YOUR OBJECTIVE:
Restate the whole of the material. Keep every word, and drop the pictures.

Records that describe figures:
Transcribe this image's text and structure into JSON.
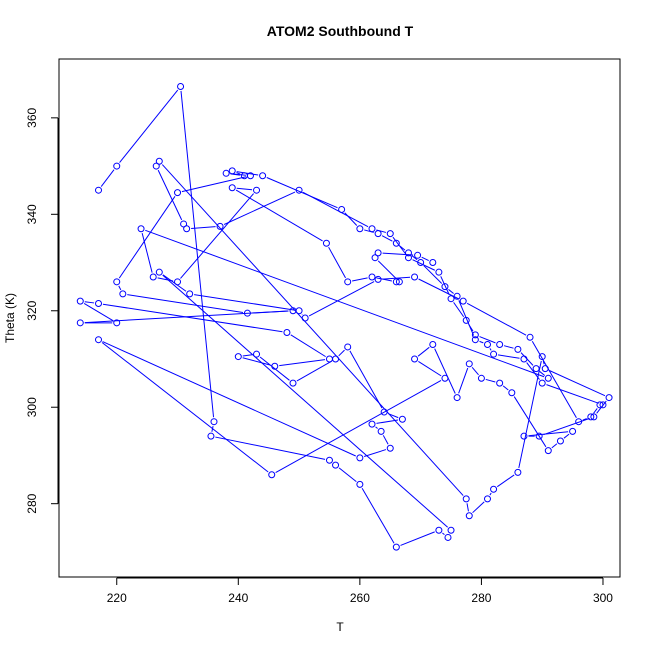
{
  "chart_data": {
    "type": "scatter",
    "title": "ATOM2 Southbound T",
    "xlabel": "T",
    "ylabel": "Theta (K)",
    "xlim": [
      210.5,
      302.8
    ],
    "ylim": [
      264.8,
      372.2
    ],
    "xticks": [
      220,
      240,
      260,
      280,
      300
    ],
    "yticks": [
      280,
      300,
      320,
      340,
      360
    ],
    "color": "#0000ff",
    "marker": "open-circle",
    "connect": "line",
    "grid": false,
    "series": [
      {
        "points": [
          [
            217,
            345
          ],
          [
            220,
            350
          ],
          [
            230.5,
            366.5
          ],
          [
            236,
            297
          ],
          [
            235.5,
            294
          ],
          [
            255,
            289
          ],
          [
            256,
            288
          ],
          [
            260,
            284
          ],
          [
            266,
            271
          ],
          [
            273,
            274.5
          ],
          [
            274.5,
            273
          ],
          [
            275,
            274.5
          ],
          [
            227,
            328
          ],
          [
            232,
            323.5
          ],
          [
            250,
            320
          ],
          [
            251,
            318.5
          ],
          [
            263,
            326.5
          ],
          [
            269,
            327
          ],
          [
            277,
            322
          ],
          [
            288,
            314.5
          ],
          [
            296,
            297
          ],
          [
            298,
            298
          ],
          [
            299.5,
            300.5
          ],
          [
            300,
            300.5
          ],
          [
            290,
            305
          ],
          [
            287,
            310
          ],
          [
            282,
            311
          ],
          [
            281,
            313
          ],
          [
            279,
            314
          ],
          [
            276,
            323
          ],
          [
            274,
            325
          ],
          [
            270,
            330
          ],
          [
            268,
            332
          ],
          [
            266,
            334
          ],
          [
            263,
            336
          ],
          [
            260,
            337
          ],
          [
            257,
            341
          ],
          [
            244,
            348
          ],
          [
            239,
            349
          ],
          [
            241,
            348
          ],
          [
            238,
            348.5
          ],
          [
            242,
            348
          ],
          [
            230,
            344.5
          ],
          [
            220,
            326
          ],
          [
            221,
            323.5
          ],
          [
            241.5,
            319.5
          ],
          [
            249,
            320
          ],
          [
            214,
            317.5
          ],
          [
            220,
            317.5
          ],
          [
            214,
            322
          ],
          [
            217,
            321.5
          ],
          [
            248,
            315.5
          ],
          [
            255,
            310
          ],
          [
            246,
            308.5
          ],
          [
            240,
            310.5
          ],
          [
            243,
            311
          ],
          [
            249,
            305
          ],
          [
            256,
            310
          ],
          [
            258,
            312.5
          ],
          [
            264,
            299
          ],
          [
            267,
            297.5
          ],
          [
            262,
            296.5
          ],
          [
            263.5,
            295
          ],
          [
            265,
            291.5
          ],
          [
            260,
            289.5
          ],
          [
            217,
            314
          ],
          [
            245.5,
            286
          ],
          [
            274,
            306
          ],
          [
            269,
            310
          ],
          [
            272,
            313
          ],
          [
            276,
            302
          ],
          [
            278,
            309
          ],
          [
            280,
            306
          ],
          [
            283,
            305
          ],
          [
            285,
            303
          ],
          [
            291,
            291
          ],
          [
            293,
            293
          ],
          [
            295,
            295
          ],
          [
            287,
            294
          ],
          [
            289.5,
            294
          ],
          [
            298.5,
            298
          ],
          [
            301,
            302
          ],
          [
            290.5,
            308
          ],
          [
            290,
            310.5
          ],
          [
            286,
            286.5
          ],
          [
            282,
            283
          ],
          [
            281,
            281
          ],
          [
            278,
            277.5
          ],
          [
            277.5,
            281
          ],
          [
            227,
            351
          ],
          [
            226.5,
            350
          ],
          [
            231,
            338
          ],
          [
            231.5,
            337
          ],
          [
            237,
            337.5
          ],
          [
            250,
            345
          ],
          [
            262,
            337
          ],
          [
            265,
            336
          ],
          [
            268,
            331
          ],
          [
            273,
            328
          ],
          [
            275,
            322.5
          ],
          [
            277.5,
            318
          ],
          [
            279,
            315
          ],
          [
            283,
            313
          ],
          [
            286,
            312
          ],
          [
            289,
            308
          ],
          [
            291,
            306
          ],
          [
            224,
            337
          ],
          [
            226,
            327
          ],
          [
            230,
            326
          ],
          [
            243,
            345
          ],
          [
            239,
            345.5
          ],
          [
            254.5,
            334
          ],
          [
            258,
            326
          ],
          [
            262,
            327
          ],
          [
            266,
            326
          ],
          [
            266.5,
            326
          ],
          [
            262.5,
            331
          ],
          [
            263,
            332
          ],
          [
            269.5,
            331.5
          ],
          [
            272,
            330
          ]
        ]
      }
    ]
  }
}
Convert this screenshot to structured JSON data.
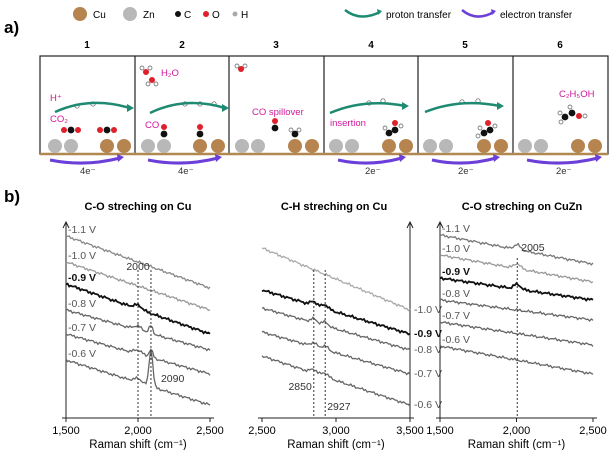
{
  "panel_a": {
    "label": "a)",
    "legend": {
      "cu": "Cu",
      "zn": "Zn",
      "c": "C",
      "o": "O",
      "h": "H",
      "proton": "proton transfer",
      "electron": "electron transfer"
    },
    "steps": [
      "1",
      "2",
      "3",
      "4",
      "5",
      "6"
    ],
    "annotations": {
      "h_plus": "H⁺",
      "h2o": "H₂O",
      "co2": "CO₂",
      "co": "CO",
      "co_spillover": "CO spillover",
      "insertion": "insertion",
      "c2h5oh": "C₂H₅OH",
      "e4_1": "4e⁻",
      "e4_2": "4e⁻",
      "e2_4": "2e⁻",
      "e2_5": "2e⁻",
      "e2_6": "2e⁻"
    },
    "colors": {
      "cu": "#b5844f",
      "zn": "#b8b8b8",
      "c": "#111111",
      "o": "#e0202a",
      "proton": "#1e8a72",
      "electron": "#6b3fd8",
      "magenta": "#d0189a",
      "ground": "#b08850"
    }
  },
  "panel_b": {
    "label": "b)",
    "chart_data": [
      {
        "type": "line",
        "title": "C-O streching on Cu",
        "xlabel": "Raman shift (cm⁻¹)",
        "xlim": [
          1500,
          2500
        ],
        "xticks": [
          "1,500",
          "2,000",
          "2,500"
        ],
        "series": [
          {
            "name": "-1.1 V"
          },
          {
            "name": "-1.0 V"
          },
          {
            "name": "-0.9 V"
          },
          {
            "name": "-0.8 V"
          },
          {
            "name": "-0.7 V"
          },
          {
            "name": "-0.6 V"
          }
        ],
        "peak_labels": [
          {
            "text": "2000",
            "x": 2000
          },
          {
            "text": "2090",
            "x": 2090
          }
        ]
      },
      {
        "type": "line",
        "title": "C-H streching on Cu",
        "xlabel": "Raman shift (cm⁻¹)",
        "xlim": [
          2500,
          3500
        ],
        "xticks": [
          "2,500",
          "3,000",
          "3,500"
        ],
        "series": [
          {
            "name": "-1.0 V"
          },
          {
            "name": "-0.9 V"
          },
          {
            "name": "-0.8 V"
          },
          {
            "name": "-0.7 V"
          },
          {
            "name": "-0.6 V"
          }
        ],
        "peak_labels": [
          {
            "text": "2850",
            "x": 2850
          },
          {
            "text": "2927",
            "x": 2927
          }
        ]
      },
      {
        "type": "line",
        "title": "C-O streching on CuZn",
        "xlabel": "Raman shift (cm⁻¹)",
        "xlim": [
          1500,
          2500
        ],
        "xticks": [
          "1,500",
          "2,000",
          "2,500"
        ],
        "series": [
          {
            "name": "-1.1 V"
          },
          {
            "name": "-1.0 V"
          },
          {
            "name": "-0.9 V"
          },
          {
            "name": "-0.8 V"
          },
          {
            "name": "-0.7 V"
          },
          {
            "name": "-0.6 V"
          }
        ],
        "peak_labels": [
          {
            "text": "2005",
            "x": 2005
          }
        ]
      }
    ]
  }
}
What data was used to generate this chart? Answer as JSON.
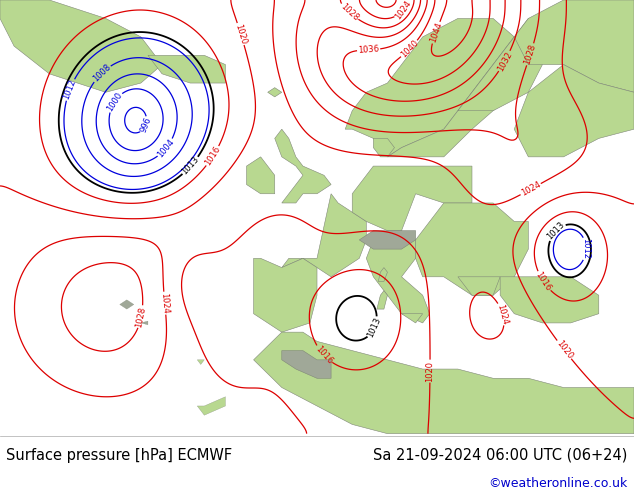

EXERCISE ANSWER:
Transcribe this image's text and structure into JSON.
{
  "chart_data": {
    "type": "scatter",
    "title": "ATOM2 Southbound T",
    "xlabel": "T",
    "ylabel": "Theta (K)",
    "xlim": [
      210.5,
      302.8
    ],
    "ylim": [
      264.8,
      372.2
    ],
    "xticks": [
      220,
      240,
      260,
      280,
      300
    ],
    "yticks": [
      280,
      300,
      320,
      340,
      360
    ],
    "color": "#0000ff",
    "marker": "open-circle",
    "connect": "line",
    "grid": false,
    "series": [
      {
        "points": [
          [
            217,
            345
          ],
          [
            220,
            350
          ],
          [
            230.5,
            366.5
          ],
          [
            236,
            297
          ],
          [
            235.5,
            294
          ],
          [
            255,
            289
          ],
          [
            256,
            288
          ],
          [
            260,
            284
          ],
          [
            266,
            271
          ],
          [
            273,
            274.5
          ],
          [
            274.5,
            273
          ],
          [
            275,
            274.5
          ],
          [
            227,
            328
          ],
          [
            232,
            323.5
          ],
          [
            250,
            320
          ],
          [
            251,
            318.5
          ],
          [
            263,
            326.5
          ],
          [
            269,
            327
          ],
          [
            277,
            322
          ],
          [
            288,
            314.5
          ],
          [
            296,
            297
          ],
          [
            298,
            298
          ],
          [
            299.5,
            300.5
          ],
          [
            300,
            300.5
          ],
          [
            290,
            305
          ],
          [
            287,
            310
          ],
          [
            282,
            311
          ],
          [
            281,
            313
          ],
          [
            279,
            314
          ],
          [
            276,
            323
          ],
          [
            274,
            325
          ],
          [
            270,
            330
          ],
          [
            268,
            332
          ],
          [
            266,
            334
          ],
          [
            263,
            336
          ],
          [
            260,
            337
          ],
          [
            257,
            341
          ],
          [
            244,
            348
          ],
          [
            239,
            349
          ],
          [
            241,
            348
          ],
          [
            238,
            348.5
          ],
          [
            242,
            348
          ],
          [
            230,
            344.5
          ],
          [
            220,
            326
          ],
          [
            221,
            323.5
          ],
          [
            241.5,
            319.5
          ],
          [
            249,
            320
          ],
          [
            214,
            317.5
          ],
          [
            220,
            317.5
          ],
          [
            214,
            322
          ],
          [
            217,
            321.5
          ],
          [
            248,
            315.5
          ],
          [
            255,
            310
          ],
          [
            246,
            308.5
          ],
          [
            240,
            310.5
          ],
          [
            243,
            311
          ],
          [
            249,
            305
          ],
          [
            256,
            310
          ],
          [
            258,
            312.5
          ],
          [
            264,
            299
          ],
          [
            267,
            297.5
          ],
          [
            262,
            296.5
          ],
          [
            263.5,
            295
          ],
          [
            265,
            291.5
          ],
          [
            260,
            289.5
          ],
          [
            217,
            314
          ],
          [
            245.5,
            286
          ],
          [
            274,
            306
          ],
          [
            269,
            310
          ],
          [
            272,
            313
          ],
          [
            276,
            302
          ],
          [
            278,
            309
          ],
          [
            280,
            306
          ],
          [
            283,
            305
          ],
          [
            285,
            303
          ],
          [
            291,
            291
          ],
          [
            293,
            293
          ],
          [
            295,
            295
          ],
          [
            287,
            294
          ],
          [
            289.5,
            294
          ],
          [
            298.5,
            298
          ],
          [
            301,
            302
          ],
          [
            290.5,
            308
          ],
          [
            290,
            310.5
          ],
          [
            286,
            286.5
          ],
          [
            282,
            283
          ],
          [
            281,
            281
          ],
          [
            278,
            277.5
          ],
          [
            277.5,
            281
          ],
          [
            227,
            351
          ],
          [
            226.5,
            350
          ],
          [
            231,
            338
          ],
          [
            231.5,
            337
          ],
          [
            237,
            337.5
          ],
          [
            250,
            345
          ],
          [
            262,
            337
          ],
          [
            265,
            336
          ],
          [
            268,
            331
          ],
          [
            273,
            328
          ],
          [
            275,
            322.5
          ],
          [
            277.5,
            318
          ],
          [
            279,
            315
          ],
          [
            283,
            313
          ],
          [
            286,
            312
          ],
          [
            289,
            308
          ],
          [
            291,
            306
          ],
          [
            224,
            337
          ],
          [
            226,
            327
          ],
          [
            230,
            326
          ],
          [
            243,
            345
          ],
          [
            239,
            345.5
          ],
          [
            254.5,
            334
          ],
          [
            258,
            326
          ],
          [
            262,
            327
          ],
          [
            266,
            326
          ],
          [
            266.5,
            326
          ],
          [
            262.5,
            331
          ],
          [
            263,
            332
          ],
          [
            269.5,
            331.5
          ],
          [
            272,
            330
          ]
        ]
      }
    ]
  }
}
Convert this screenshot to structured JSON data.
{
  "panel_a": {
    "label": "a)",
    "legend": {
      "cu": "Cu",
      "zn": "Zn",
      "c": "C",
      "o": "O",
      "h": "H",
      "proton": "proton transfer",
      "electron": "electron transfer"
    },
    "steps": [
      "1",
      "2",
      "3",
      "4",
      "5",
      "6"
    ],
    "annotations": {
      "h_plus": "H⁺",
      "h2o": "H₂O",
      "co2": "CO₂",
      "co": "CO",
      "co_spillover": "CO spillover",
      "insertion": "insertion",
      "c2h5oh": "C₂H₅OH",
      "e4_1": "4e⁻",
      "e4_2": "4e⁻",
      "e2_4": "2e⁻",
      "e2_5": "2e⁻",
      "e2_6": "2e⁻"
    },
    "colors": {
      "cu": "#b5844f",
      "zn": "#b8b8b8",
      "c": "#111111",
      "o": "#e0202a",
      "proton": "#1e8a72",
      "electron": "#6b3fd8",
      "magenta": "#d0189a",
      "ground": "#b08850"
    }
  },
  "panel_b": {
    "label": "b)",
    "chart_data": [
      {
        "type": "line",
        "title": "C-O streching on Cu",
        "xlabel": "Raman shift (cm⁻¹)",
        "xlim": [
          1500,
          2500
        ],
        "xticks": [
          "1,500",
          "2,000",
          "2,500"
        ],
        "series": [
          {
            "name": "-1.1 V"
          },
          {
            "name": "-1.0 V"
          },
          {
            "name": "-0.9 V"
          },
          {
            "name": "-0.8 V"
          },
          {
            "name": "-0.7 V"
          },
          {
            "name": "-0.6 V"
          }
        ],
        "peak_labels": [
          {
            "text": "2000",
            "x": 2000
          },
          {
            "text": "2090",
            "x": 2090
          }
        ]
      },
      {
        "type": "line",
        "title": "C-H streching on Cu",
        "xlabel": "Raman shift (cm⁻¹)",
        "xlim": [
          2500,
          3500
        ],
        "xticks": [
          "2,500",
          "3,000",
          "3,500"
        ],
        "series": [
          {
            "name": "-1.0 V"
          },
          {
            "name": "-0.9 V"
          },
          {
            "name": "-0.8 V"
          },
          {
            "name": "-0.7 V"
          },
          {
            "name": "-0.6 V"
          }
        ],
        "peak_labels": [
          {
            "text": "2850",
            "x": 2850
          },
          {
            "text": "2927",
            "x": 2927
          }
        ]
      },
      {
        "type": "line",
        "title": "C-O streching on CuZn",
        "xlabel": "Raman shift (cm⁻¹)",
        "xlim": [
          1500,
          2500
        ],
        "xticks": [
          "1,500",
          "2,000",
          "2,500"
        ],
        "series": [
          {
            "name": "-1.1 V"
          },
          {
            "name": "-1.0 V"
          },
          {
            "name": "-0.9 V"
          },
          {
            "name": "-0.8 V"
          },
          {
            "name": "-0.7 V"
          },
          {
            "name": "-0.6 V"
          }
        ],
        "peak_labels": [
          {
            "text": "2005",
            "x": 2005
          }
        ]
      }
    ]
  }
}
What data was used to generate this chart? Answer as JSON.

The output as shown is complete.